**RECORDS FOR THE TASK:**
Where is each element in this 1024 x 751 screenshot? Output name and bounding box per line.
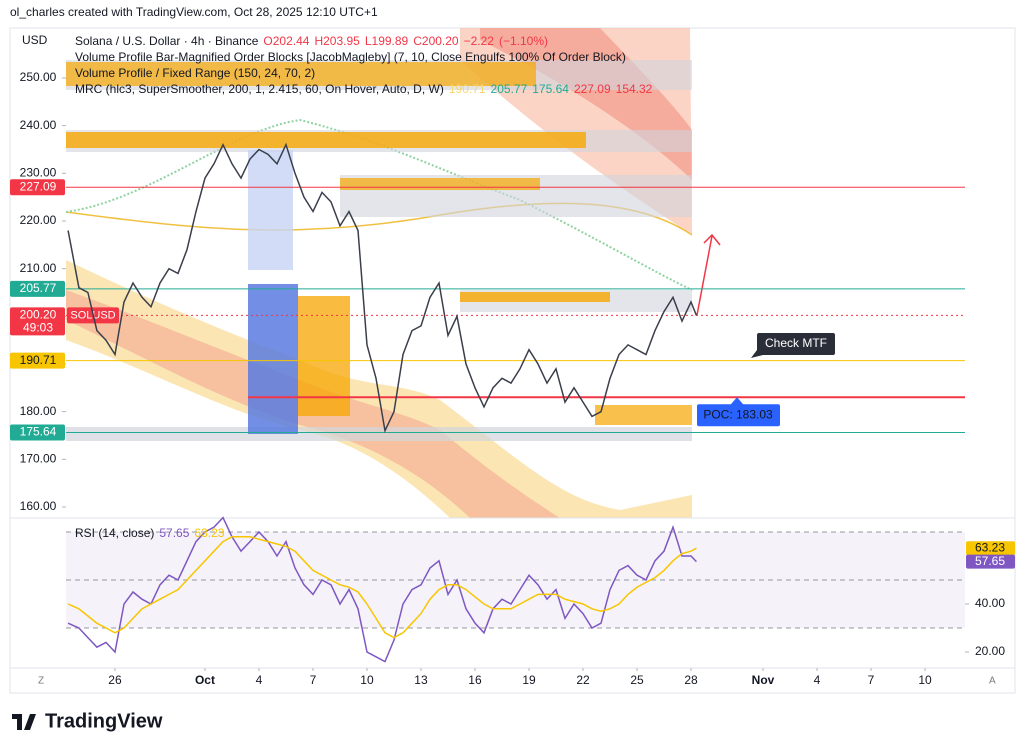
volume-profile <box>248 284 298 434</box>
series-line <box>67 142 698 434</box>
rsi-legend-value: 57.65 <box>159 526 190 540</box>
x-tick-label: 19 <box>522 673 536 687</box>
price-tag <box>10 352 65 369</box>
rsi-title: RSI (14, close) <box>75 526 155 540</box>
x-tick-label: 28 <box>684 673 698 687</box>
poc-pointer <box>730 397 744 406</box>
order-block <box>66 132 586 148</box>
rsi-tag <box>966 541 1015 556</box>
price-tag-label: 200.20 <box>20 308 57 322</box>
symbol: Solana / U.S. Dollar · 4h · Binance <box>75 34 259 48</box>
price-tag-label: 175.64 <box>20 425 57 439</box>
x-tick-label: 10 <box>360 673 374 687</box>
y-tick-label: 210.00 <box>20 261 57 275</box>
mrc-value: 227.09 <box>573 82 611 96</box>
x-tick-label: 7 <box>868 673 875 687</box>
rsi-tag <box>966 554 1015 569</box>
ohlc-value: H203.95 <box>314 34 360 48</box>
legend-row: Volume Profile / Fixed Range (150, 24, 7… <box>75 66 315 80</box>
price-tag <box>10 280 65 297</box>
currency: USD <box>22 33 48 47</box>
ohlc-value: L199.89 <box>364 34 409 48</box>
x-tick-label: 16 <box>468 673 482 687</box>
corner-a: A <box>989 676 996 687</box>
y-tick-label: 40.00 <box>975 596 1005 610</box>
mrc-lower-band <box>66 260 692 518</box>
price-tag <box>10 307 65 336</box>
price-tag <box>10 424 65 441</box>
x-tick-label: 7 <box>310 673 317 687</box>
order-block <box>66 62 536 86</box>
price-tag <box>10 179 65 196</box>
y-tick-label: 20.00 <box>975 644 1005 658</box>
order-block <box>460 292 610 302</box>
y-tick-label: 160.00 <box>20 499 57 513</box>
indicator-name: Volume Profile / Fixed Range (150, 24, 7… <box>75 66 316 80</box>
y-tick-label: 250.00 <box>20 70 57 84</box>
mrc-value: 205.77 <box>490 82 528 96</box>
mrc-value: 175.64 <box>532 82 569 96</box>
corner-z: Z <box>38 676 44 687</box>
price-tag-label: 227.09 <box>20 179 57 193</box>
rsi-tag-label: 63.23 <box>975 540 1005 554</box>
legend-row: Volume Profile Bar-Magnified Order Block… <box>75 50 626 64</box>
x-tick-label: 22 <box>576 673 590 687</box>
y-tick-label: 220.00 <box>20 213 57 227</box>
ohlc-value: C200.20 <box>413 34 459 48</box>
x-tick-label: 26 <box>108 673 122 687</box>
legend-row: Solana / U.S. Dollar · 4h · Binance O202.… <box>75 34 548 48</box>
note-pointer <box>751 350 763 358</box>
rsi-legend-value: 63.23 <box>194 526 225 540</box>
price-tag-label: 190.71 <box>20 353 57 367</box>
series-line <box>67 516 697 663</box>
x-tick-label: 25 <box>630 673 644 687</box>
x-tick-label: 13 <box>414 673 428 687</box>
change-pct: (−1.10%) <box>498 34 549 48</box>
poc-label: POC: 183.03 <box>703 407 773 421</box>
note-label: Check MTF <box>765 336 827 350</box>
x-tick-label: 4 <box>256 673 263 687</box>
rsi-background <box>66 532 965 628</box>
note-box <box>757 333 835 355</box>
rsi-legend: RSI (14, close) 57.65 63.23 <box>75 526 224 540</box>
y-tick-label: 240.00 <box>20 118 57 132</box>
volume-profile <box>298 296 350 416</box>
logo-icon <box>12 714 36 730</box>
y-tick-label: 180.00 <box>20 404 57 418</box>
rsi-tag-label: 57.65 <box>975 554 1005 568</box>
order-block <box>66 427 692 441</box>
change: −2.22 <box>463 34 494 48</box>
series-line <box>67 536 697 639</box>
poc-box <box>697 404 780 427</box>
arrow <box>696 233 721 316</box>
indicator-name: MRC (hlc3, SuperSmoother, 200, 1, 2.415,… <box>75 82 444 96</box>
order-block <box>340 178 540 190</box>
price-tag-label: 205.77 <box>20 281 57 295</box>
legend-row: MRC (hlc3, SuperSmoother, 200, 1, 2.415,… <box>75 82 652 96</box>
watermark: TradingView <box>45 710 163 732</box>
countdown: 49:03 <box>23 321 53 335</box>
x-tick-label: Oct <box>195 673 215 687</box>
order-block <box>595 405 692 425</box>
mrc-green <box>65 118 693 291</box>
x-tick-label: 10 <box>918 673 932 687</box>
mrc-value: 190.71 <box>448 82 486 96</box>
ohlc-value: O202.44 <box>263 34 310 48</box>
y-tick-label: 230.00 <box>20 166 57 180</box>
volume-profile <box>248 150 293 270</box>
mrc-value: 154.32 <box>615 82 653 96</box>
y-tick-label: 170.00 <box>20 451 57 465</box>
credit: ol_charles created with TradingView.com,… <box>10 5 378 19</box>
indicator-name: Volume Profile Bar-Magnified Order Block… <box>75 50 626 64</box>
x-tick-label: Nov <box>752 673 775 687</box>
x-tick-label: 4 <box>814 673 821 687</box>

**WHAT THE TASK ASKS:**
Reproduce all of the lines above exactly as they appear, and leave the pictures out.

**EXPECTED ANSWER:**
Where is each element in this 1024 x 751 screenshot? Output name and bounding box per line.
volume-profile <box>248 284 298 434</box>
series-line <box>67 142 698 434</box>
rsi-legend-value: 57.65 <box>159 526 190 540</box>
x-tick-label: 19 <box>522 673 536 687</box>
price-tag <box>10 352 65 369</box>
rsi-title: RSI (14, close) <box>75 526 155 540</box>
x-tick-label: 28 <box>684 673 698 687</box>
poc-pointer <box>730 397 744 406</box>
order-block <box>66 132 586 148</box>
rsi-tag <box>966 541 1015 556</box>
price-tag-label: 200.20 <box>20 308 57 322</box>
symbol: Solana / U.S. Dollar · 4h · Binance <box>75 34 259 48</box>
price-tag-label: 175.64 <box>20 425 57 439</box>
x-tick-label: 10 <box>360 673 374 687</box>
y-tick-label: 210.00 <box>20 261 57 275</box>
mrc-value: 227.09 <box>573 82 611 96</box>
x-tick-label: 7 <box>868 673 875 687</box>
rsi-tag <box>966 554 1015 569</box>
ohlc-value: H203.95 <box>314 34 360 48</box>
legend-row: Volume Profile / Fixed Range (150, 24, 7… <box>75 66 315 80</box>
price-tag <box>10 280 65 297</box>
currency: USD <box>22 33 48 47</box>
ohlc-value: L199.89 <box>364 34 409 48</box>
x-tick-label: 16 <box>468 673 482 687</box>
corner-a: A <box>989 676 996 687</box>
y-tick-label: 40.00 <box>975 596 1005 610</box>
mrc-lower-band <box>66 260 692 518</box>
price-tag <box>10 307 65 336</box>
price-tag <box>10 424 65 441</box>
x-tick-label: 7 <box>310 673 317 687</box>
order-block <box>66 62 536 86</box>
price-tag <box>10 179 65 196</box>
y-tick-label: 20.00 <box>975 644 1005 658</box>
order-block <box>460 292 610 302</box>
y-tick-label: 160.00 <box>20 499 57 513</box>
indicator-name: Volume Profile / Fixed Range (150, 24, 7… <box>75 66 316 80</box>
y-tick-label: 250.00 <box>20 70 57 84</box>
mrc-value: 205.77 <box>490 82 528 96</box>
mrc-value: 175.64 <box>532 82 569 96</box>
corner-z: Z <box>38 676 44 687</box>
price-tag-label: 227.09 <box>20 179 57 193</box>
rsi-tag-label: 63.23 <box>975 540 1005 554</box>
legend-row: Volume Profile Bar-Magnified Order Block… <box>75 50 626 64</box>
x-tick-label: 22 <box>576 673 590 687</box>
y-tick-label: 220.00 <box>20 213 57 227</box>
ohlc-value: C200.20 <box>413 34 459 48</box>
x-tick-label: 26 <box>108 673 122 687</box>
legend-row: Solana / U.S. Dollar · 4h · Binance O202.… <box>75 34 548 48</box>
note-pointer <box>751 350 763 358</box>
rsi-legend-value: 63.23 <box>194 526 225 540</box>
price-tag-label: 190.71 <box>20 353 57 367</box>
series-line <box>67 516 697 663</box>
x-tick-label: 25 <box>630 673 644 687</box>
x-tick-label: 13 <box>414 673 428 687</box>
change-pct: (−1.10%) <box>498 34 549 48</box>
poc-label: POC: 183.03 <box>703 407 773 421</box>
note-label: Check MTF <box>765 336 827 350</box>
x-tick-label: 4 <box>256 673 263 687</box>
rsi-background <box>66 532 965 628</box>
note-box <box>757 333 835 355</box>
rsi-legend: RSI (14, close) 57.65 63.23 <box>75 526 224 540</box>
y-tick-label: 240.00 <box>20 118 57 132</box>
volume-profile <box>298 296 350 416</box>
logo-icon <box>12 714 36 730</box>
y-tick-label: 180.00 <box>20 404 57 418</box>
rsi-tag-label: 57.65 <box>975 554 1005 568</box>
order-block <box>66 427 692 441</box>
change: −2.22 <box>463 34 494 48</box>
series-line <box>67 536 697 639</box>
poc-box <box>697 404 780 427</box>
arrow <box>696 233 721 316</box>
indicator-name: MRC (hlc3, SuperSmoother, 200, 1, 2.415,… <box>75 82 444 96</box>
order-block <box>340 178 540 190</box>
price-tag-label: 205.77 <box>20 281 57 295</box>
legend-row: MRC (hlc3, SuperSmoother, 200, 1, 2.415,… <box>75 82 652 96</box>
watermark: TradingView <box>45 710 163 732</box>
countdown: 49:03 <box>23 321 53 335</box>
x-tick-label: Oct <box>195 673 215 687</box>
order-block <box>595 405 692 425</box>
mrc-green <box>65 118 693 291</box>
x-tick-label: 10 <box>918 673 932 687</box>
mrc-value: 190.71 <box>448 82 486 96</box>
ohlc-value: O202.44 <box>263 34 310 48</box>
y-tick-label: 230.00 <box>20 166 57 180</box>
volume-profile <box>248 150 293 270</box>
mrc-value: 154.32 <box>615 82 653 96</box>
y-tick-label: 170.00 <box>20 451 57 465</box>
credit: ol_charles created with TradingView.com,… <box>10 5 378 19</box>
indicator-name: Volume Profile Bar-Magnified Order Block… <box>75 50 626 64</box>
x-tick-label: Nov <box>752 673 775 687</box>
x-tick-label: 4 <box>814 673 821 687</box>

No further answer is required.